[BEGIN Available data]

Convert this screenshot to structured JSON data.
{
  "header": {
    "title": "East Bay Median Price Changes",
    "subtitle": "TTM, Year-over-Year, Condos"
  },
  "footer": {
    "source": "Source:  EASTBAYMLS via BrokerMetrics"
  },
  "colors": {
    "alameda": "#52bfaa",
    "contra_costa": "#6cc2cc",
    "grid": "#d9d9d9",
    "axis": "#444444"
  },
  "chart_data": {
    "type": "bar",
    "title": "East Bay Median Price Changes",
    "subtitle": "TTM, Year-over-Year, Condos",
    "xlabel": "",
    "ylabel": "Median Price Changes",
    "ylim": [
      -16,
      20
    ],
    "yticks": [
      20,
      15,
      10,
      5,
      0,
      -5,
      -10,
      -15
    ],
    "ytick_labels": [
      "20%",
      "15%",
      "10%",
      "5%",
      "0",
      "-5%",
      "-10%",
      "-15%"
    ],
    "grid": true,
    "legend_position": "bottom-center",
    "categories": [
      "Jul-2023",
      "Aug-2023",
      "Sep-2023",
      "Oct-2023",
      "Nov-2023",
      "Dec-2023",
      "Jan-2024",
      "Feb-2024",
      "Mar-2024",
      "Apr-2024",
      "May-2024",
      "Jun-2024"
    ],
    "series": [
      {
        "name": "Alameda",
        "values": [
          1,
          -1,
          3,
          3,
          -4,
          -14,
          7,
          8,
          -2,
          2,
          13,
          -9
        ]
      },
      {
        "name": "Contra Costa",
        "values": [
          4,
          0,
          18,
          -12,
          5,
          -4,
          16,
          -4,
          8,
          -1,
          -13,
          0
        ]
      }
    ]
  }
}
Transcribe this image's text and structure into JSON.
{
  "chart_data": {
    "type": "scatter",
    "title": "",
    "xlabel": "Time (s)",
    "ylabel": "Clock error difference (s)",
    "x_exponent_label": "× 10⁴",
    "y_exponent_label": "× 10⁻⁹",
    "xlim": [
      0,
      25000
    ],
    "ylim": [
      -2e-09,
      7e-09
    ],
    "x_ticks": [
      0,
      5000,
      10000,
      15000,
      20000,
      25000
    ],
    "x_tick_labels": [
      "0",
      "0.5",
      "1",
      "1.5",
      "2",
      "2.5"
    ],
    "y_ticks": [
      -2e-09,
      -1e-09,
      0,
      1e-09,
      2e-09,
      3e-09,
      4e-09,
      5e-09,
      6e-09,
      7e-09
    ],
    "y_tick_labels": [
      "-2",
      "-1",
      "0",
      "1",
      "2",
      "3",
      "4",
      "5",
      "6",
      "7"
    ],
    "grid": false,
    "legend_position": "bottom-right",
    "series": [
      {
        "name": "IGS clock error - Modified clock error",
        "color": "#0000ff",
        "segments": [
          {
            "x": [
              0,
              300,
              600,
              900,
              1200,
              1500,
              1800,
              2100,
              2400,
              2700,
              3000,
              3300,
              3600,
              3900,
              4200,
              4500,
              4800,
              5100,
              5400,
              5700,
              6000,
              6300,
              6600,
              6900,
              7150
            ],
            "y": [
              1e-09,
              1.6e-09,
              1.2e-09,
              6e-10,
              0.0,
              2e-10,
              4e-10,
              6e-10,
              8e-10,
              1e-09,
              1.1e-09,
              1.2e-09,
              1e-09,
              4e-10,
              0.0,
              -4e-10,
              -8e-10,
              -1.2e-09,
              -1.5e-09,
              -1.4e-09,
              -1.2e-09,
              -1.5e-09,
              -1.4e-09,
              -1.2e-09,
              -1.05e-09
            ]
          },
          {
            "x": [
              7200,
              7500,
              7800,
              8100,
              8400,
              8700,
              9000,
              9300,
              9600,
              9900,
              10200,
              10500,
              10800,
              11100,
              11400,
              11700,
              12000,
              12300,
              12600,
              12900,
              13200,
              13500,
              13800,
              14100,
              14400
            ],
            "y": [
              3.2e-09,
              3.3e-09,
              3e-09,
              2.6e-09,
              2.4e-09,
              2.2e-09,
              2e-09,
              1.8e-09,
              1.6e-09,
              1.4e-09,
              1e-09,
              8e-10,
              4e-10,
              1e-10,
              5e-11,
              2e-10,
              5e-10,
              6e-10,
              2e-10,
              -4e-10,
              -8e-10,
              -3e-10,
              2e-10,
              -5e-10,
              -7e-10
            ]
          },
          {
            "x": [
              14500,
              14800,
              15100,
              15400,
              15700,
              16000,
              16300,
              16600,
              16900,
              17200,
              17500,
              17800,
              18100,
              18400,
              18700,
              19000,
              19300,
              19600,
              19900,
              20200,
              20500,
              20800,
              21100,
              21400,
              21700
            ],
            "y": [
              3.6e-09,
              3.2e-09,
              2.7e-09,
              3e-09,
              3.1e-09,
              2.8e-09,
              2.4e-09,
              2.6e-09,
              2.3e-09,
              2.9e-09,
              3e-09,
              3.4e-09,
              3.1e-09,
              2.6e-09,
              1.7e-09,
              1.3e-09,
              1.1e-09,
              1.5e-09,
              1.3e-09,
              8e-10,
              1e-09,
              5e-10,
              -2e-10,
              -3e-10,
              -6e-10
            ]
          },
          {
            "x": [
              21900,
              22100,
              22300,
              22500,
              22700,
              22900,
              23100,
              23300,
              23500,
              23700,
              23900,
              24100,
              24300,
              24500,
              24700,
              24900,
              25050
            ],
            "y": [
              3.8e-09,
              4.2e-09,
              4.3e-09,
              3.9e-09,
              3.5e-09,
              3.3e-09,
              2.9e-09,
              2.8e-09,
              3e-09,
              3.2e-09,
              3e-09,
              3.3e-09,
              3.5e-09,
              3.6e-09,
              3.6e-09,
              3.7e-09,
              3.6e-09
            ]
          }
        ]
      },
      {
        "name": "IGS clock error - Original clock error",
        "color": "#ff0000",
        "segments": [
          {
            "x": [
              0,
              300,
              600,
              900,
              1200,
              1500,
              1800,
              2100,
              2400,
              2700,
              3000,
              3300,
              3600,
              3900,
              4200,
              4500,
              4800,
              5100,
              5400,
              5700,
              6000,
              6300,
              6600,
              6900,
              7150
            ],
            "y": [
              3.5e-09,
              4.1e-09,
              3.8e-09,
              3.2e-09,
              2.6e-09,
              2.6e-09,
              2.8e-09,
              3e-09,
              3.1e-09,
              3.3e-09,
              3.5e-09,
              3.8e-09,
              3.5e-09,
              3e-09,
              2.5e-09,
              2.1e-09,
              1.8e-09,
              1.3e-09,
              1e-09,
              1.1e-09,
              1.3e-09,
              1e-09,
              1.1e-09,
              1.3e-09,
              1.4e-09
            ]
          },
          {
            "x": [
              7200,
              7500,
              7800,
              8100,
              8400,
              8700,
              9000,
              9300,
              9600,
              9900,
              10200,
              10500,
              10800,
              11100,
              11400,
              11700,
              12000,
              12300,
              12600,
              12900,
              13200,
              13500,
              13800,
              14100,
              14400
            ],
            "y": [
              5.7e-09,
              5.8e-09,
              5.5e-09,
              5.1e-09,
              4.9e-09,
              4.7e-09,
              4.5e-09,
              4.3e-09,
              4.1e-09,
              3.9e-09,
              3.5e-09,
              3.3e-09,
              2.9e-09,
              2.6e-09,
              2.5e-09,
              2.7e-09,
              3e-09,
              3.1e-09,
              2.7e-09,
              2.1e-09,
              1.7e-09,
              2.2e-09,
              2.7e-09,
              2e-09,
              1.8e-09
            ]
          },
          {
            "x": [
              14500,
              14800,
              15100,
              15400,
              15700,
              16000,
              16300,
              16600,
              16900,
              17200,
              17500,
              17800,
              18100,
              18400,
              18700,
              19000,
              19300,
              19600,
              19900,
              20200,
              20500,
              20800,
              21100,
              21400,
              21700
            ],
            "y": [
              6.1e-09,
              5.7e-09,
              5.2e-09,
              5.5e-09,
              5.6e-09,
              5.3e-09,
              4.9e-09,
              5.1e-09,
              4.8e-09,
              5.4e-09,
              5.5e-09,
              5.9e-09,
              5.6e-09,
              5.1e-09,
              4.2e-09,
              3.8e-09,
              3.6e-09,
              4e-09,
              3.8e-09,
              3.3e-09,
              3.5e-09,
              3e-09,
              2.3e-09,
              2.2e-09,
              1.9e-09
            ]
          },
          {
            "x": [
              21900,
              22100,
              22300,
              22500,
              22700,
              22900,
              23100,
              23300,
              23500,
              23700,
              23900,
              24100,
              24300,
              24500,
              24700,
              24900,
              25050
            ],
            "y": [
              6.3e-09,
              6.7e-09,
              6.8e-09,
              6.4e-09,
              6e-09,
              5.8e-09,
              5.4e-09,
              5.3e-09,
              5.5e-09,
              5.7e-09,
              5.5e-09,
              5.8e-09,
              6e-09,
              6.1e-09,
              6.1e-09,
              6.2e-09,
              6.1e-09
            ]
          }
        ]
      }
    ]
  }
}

[END Available data]

* **What to work on**
Among the lines of the material, find those that hold the word "bottom" and copy them.

* **Response to this task**
    "legend_position": "bottom-center",
    "legend_position": "bottom-right",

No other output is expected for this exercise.